# Data extracts
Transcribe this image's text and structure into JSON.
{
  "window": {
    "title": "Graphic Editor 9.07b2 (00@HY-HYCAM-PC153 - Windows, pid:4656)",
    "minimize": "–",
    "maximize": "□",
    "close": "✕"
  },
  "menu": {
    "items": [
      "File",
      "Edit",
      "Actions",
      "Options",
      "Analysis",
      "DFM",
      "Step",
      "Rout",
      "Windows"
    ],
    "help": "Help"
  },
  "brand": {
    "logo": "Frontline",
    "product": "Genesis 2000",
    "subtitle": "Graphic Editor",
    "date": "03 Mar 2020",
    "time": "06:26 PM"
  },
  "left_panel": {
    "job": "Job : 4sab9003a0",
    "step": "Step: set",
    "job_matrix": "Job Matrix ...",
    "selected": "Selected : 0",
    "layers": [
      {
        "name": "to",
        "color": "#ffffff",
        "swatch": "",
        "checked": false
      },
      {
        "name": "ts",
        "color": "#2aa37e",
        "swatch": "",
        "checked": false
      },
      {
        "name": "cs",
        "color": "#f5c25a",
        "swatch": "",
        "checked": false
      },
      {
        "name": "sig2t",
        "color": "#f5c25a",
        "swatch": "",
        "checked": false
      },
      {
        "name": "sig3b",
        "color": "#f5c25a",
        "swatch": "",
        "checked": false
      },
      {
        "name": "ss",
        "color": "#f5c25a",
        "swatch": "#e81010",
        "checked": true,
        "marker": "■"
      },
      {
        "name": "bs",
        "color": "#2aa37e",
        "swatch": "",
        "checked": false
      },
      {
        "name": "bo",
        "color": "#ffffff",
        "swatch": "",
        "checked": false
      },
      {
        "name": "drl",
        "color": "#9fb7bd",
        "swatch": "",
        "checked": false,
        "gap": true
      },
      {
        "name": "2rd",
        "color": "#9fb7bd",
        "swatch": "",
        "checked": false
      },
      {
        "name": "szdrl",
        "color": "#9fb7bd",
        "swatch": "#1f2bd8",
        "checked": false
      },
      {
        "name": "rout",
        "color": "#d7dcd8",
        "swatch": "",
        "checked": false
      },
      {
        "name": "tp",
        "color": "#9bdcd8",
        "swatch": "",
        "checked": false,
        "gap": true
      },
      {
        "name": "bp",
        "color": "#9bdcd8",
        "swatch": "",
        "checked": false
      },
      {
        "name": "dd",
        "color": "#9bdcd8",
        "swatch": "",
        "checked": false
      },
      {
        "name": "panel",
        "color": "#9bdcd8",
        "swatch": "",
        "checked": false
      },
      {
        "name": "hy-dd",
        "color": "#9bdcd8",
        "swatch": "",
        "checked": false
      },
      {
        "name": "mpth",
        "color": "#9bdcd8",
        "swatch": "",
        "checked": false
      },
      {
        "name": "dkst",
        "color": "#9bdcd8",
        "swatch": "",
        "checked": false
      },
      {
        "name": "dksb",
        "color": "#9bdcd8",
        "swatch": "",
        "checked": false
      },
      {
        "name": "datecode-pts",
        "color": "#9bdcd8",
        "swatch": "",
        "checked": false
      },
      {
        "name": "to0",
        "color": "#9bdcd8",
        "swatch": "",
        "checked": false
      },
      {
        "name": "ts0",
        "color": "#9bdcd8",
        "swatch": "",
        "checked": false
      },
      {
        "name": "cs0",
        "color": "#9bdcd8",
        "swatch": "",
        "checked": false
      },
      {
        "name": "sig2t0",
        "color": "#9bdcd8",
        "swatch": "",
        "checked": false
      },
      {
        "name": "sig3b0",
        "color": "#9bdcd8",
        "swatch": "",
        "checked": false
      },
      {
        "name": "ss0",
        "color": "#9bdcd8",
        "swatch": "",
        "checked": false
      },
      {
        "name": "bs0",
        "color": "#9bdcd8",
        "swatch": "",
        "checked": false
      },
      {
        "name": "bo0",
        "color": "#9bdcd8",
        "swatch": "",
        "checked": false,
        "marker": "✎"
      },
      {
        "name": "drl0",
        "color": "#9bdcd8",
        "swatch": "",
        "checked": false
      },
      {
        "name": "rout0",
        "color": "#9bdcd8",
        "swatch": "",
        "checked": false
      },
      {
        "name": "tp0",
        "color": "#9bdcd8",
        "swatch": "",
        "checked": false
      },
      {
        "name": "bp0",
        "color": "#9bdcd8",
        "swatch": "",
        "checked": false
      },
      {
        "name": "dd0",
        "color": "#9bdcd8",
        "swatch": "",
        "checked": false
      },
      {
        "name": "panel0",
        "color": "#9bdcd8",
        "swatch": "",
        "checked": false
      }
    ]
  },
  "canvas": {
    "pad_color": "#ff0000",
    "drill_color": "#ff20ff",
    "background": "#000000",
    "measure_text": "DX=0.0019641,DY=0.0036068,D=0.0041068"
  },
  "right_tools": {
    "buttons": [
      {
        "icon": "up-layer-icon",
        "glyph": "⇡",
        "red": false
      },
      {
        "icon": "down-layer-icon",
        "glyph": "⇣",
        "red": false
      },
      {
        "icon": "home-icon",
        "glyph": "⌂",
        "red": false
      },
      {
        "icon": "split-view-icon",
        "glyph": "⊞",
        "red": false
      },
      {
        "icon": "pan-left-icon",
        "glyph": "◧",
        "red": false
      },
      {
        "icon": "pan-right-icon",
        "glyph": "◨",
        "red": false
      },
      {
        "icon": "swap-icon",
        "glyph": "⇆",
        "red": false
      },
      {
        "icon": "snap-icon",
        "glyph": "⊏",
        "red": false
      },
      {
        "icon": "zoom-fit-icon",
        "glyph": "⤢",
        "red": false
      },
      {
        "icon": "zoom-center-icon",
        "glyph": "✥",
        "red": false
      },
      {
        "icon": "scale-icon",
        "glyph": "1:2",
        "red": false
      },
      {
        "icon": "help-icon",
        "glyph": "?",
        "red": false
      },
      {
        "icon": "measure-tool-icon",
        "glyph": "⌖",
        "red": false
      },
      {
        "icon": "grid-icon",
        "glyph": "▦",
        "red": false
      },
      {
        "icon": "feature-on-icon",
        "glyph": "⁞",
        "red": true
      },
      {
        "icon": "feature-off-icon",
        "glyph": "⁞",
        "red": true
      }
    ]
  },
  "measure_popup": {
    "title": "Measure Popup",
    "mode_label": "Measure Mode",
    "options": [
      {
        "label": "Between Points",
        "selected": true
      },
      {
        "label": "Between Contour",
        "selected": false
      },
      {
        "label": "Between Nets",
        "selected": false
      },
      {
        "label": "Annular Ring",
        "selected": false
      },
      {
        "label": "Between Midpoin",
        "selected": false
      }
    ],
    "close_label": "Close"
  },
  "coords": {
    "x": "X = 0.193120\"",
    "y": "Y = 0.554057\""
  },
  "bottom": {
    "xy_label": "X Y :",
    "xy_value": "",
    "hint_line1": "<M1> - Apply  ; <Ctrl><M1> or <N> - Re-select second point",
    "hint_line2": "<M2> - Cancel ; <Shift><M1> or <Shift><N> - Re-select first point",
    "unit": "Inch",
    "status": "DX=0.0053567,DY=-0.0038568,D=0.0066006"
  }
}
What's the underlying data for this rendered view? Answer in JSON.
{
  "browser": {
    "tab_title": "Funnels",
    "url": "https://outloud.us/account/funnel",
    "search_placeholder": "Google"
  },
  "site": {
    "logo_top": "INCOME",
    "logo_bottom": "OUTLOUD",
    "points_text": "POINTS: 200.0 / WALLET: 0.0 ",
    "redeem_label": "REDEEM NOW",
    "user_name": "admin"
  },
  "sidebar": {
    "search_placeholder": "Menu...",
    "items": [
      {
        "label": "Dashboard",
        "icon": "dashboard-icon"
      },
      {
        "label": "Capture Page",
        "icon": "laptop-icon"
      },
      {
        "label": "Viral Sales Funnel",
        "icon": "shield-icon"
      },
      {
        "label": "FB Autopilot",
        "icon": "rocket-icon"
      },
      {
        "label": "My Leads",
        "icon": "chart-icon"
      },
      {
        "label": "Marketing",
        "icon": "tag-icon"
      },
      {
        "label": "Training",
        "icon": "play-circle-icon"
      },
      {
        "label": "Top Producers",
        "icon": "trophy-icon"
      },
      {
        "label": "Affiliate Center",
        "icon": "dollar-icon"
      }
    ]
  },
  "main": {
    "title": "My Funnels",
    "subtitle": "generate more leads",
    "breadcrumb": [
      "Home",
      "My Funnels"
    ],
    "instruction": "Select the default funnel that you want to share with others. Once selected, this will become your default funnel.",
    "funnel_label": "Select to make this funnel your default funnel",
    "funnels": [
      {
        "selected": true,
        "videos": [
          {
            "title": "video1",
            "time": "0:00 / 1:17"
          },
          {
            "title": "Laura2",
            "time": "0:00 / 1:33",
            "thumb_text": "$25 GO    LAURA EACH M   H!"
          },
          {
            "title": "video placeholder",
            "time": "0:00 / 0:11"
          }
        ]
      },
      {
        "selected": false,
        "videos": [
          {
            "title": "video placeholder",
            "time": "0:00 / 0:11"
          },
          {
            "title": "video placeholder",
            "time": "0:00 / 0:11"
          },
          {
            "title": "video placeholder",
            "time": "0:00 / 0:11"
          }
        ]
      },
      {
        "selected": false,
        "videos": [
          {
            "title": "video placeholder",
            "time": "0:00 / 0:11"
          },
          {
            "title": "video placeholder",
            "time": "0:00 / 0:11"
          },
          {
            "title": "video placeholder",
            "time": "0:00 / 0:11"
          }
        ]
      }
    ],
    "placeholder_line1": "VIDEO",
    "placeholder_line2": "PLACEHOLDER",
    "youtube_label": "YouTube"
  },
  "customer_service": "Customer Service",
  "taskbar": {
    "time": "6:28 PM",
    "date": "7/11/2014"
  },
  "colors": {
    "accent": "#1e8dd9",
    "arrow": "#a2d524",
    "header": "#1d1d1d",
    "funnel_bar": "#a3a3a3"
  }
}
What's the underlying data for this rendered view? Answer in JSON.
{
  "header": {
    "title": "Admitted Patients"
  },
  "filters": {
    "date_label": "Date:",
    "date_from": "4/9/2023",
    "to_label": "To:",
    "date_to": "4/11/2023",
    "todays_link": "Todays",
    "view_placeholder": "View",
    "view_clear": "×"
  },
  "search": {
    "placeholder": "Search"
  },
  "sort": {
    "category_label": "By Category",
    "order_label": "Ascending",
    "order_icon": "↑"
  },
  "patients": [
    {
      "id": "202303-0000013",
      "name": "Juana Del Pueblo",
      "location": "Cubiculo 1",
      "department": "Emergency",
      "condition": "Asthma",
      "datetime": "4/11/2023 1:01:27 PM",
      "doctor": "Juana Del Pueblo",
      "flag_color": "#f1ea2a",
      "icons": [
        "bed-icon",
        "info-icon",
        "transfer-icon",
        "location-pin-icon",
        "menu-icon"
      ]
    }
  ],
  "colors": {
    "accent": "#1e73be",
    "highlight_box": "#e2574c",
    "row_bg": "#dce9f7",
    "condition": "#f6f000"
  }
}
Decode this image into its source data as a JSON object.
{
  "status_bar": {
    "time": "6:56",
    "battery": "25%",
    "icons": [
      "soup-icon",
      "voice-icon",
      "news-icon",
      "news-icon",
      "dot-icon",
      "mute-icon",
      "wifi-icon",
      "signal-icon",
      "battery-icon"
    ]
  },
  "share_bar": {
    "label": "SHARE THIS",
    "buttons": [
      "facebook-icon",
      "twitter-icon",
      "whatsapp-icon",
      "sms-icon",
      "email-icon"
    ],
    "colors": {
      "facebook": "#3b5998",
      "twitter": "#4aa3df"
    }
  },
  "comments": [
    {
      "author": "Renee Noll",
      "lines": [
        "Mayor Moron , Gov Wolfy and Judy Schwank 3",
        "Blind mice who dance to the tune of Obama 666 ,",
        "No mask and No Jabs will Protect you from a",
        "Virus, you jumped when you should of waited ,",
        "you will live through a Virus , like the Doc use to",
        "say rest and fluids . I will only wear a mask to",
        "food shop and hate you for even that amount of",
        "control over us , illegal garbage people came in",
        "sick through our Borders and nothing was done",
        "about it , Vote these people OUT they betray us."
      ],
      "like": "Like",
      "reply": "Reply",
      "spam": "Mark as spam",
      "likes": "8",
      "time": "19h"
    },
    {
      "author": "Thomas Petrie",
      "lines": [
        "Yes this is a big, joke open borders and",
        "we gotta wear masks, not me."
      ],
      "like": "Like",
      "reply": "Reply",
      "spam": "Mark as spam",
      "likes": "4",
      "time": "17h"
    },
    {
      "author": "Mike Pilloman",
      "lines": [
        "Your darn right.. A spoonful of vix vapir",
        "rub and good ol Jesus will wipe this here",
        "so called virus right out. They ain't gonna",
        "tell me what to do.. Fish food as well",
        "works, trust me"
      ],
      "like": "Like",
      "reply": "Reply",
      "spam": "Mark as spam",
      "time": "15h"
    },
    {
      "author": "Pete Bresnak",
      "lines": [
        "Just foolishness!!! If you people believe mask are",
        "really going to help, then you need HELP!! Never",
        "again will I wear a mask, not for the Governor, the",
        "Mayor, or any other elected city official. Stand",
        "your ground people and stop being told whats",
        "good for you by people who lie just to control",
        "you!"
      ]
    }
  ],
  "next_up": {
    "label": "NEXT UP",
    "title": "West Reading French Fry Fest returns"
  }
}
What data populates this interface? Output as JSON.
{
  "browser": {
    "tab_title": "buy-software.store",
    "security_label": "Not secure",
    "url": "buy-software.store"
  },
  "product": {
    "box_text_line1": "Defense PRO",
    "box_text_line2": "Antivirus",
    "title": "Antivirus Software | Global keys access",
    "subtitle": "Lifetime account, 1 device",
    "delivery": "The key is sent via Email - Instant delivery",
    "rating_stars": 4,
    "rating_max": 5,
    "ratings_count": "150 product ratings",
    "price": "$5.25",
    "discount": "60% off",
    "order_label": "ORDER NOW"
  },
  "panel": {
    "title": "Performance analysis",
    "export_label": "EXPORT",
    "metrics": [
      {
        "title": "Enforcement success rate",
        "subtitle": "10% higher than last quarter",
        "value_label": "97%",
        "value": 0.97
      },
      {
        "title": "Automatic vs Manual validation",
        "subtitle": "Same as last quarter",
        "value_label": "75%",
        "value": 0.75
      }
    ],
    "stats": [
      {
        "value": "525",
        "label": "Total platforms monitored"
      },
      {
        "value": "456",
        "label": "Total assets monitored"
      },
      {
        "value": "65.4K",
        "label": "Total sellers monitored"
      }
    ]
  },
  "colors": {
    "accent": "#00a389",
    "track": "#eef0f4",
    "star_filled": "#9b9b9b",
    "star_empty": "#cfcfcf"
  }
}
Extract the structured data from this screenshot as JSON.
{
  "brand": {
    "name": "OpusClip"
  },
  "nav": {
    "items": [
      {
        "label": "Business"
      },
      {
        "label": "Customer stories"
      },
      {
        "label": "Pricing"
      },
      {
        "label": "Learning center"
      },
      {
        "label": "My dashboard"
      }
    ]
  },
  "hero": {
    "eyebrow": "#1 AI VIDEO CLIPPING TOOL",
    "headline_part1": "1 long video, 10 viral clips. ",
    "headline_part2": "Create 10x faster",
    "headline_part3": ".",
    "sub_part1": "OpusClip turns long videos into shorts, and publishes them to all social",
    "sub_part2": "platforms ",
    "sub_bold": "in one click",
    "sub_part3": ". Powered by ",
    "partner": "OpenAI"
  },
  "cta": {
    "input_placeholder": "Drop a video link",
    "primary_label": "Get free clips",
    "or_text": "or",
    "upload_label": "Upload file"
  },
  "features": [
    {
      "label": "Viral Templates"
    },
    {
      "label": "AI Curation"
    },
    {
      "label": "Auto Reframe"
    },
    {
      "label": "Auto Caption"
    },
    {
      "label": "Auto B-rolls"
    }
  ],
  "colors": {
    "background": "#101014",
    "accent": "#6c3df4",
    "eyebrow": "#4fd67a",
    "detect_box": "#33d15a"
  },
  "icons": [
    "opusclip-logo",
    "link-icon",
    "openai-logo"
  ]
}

# Your task
If a line in the records above contains "Windows", copy that line.

# Output below
    "title": "Graphic Editor 9.07b2 (00@HY-HYCAM-PC153 - Windows, pid:4656)",
      "Windows"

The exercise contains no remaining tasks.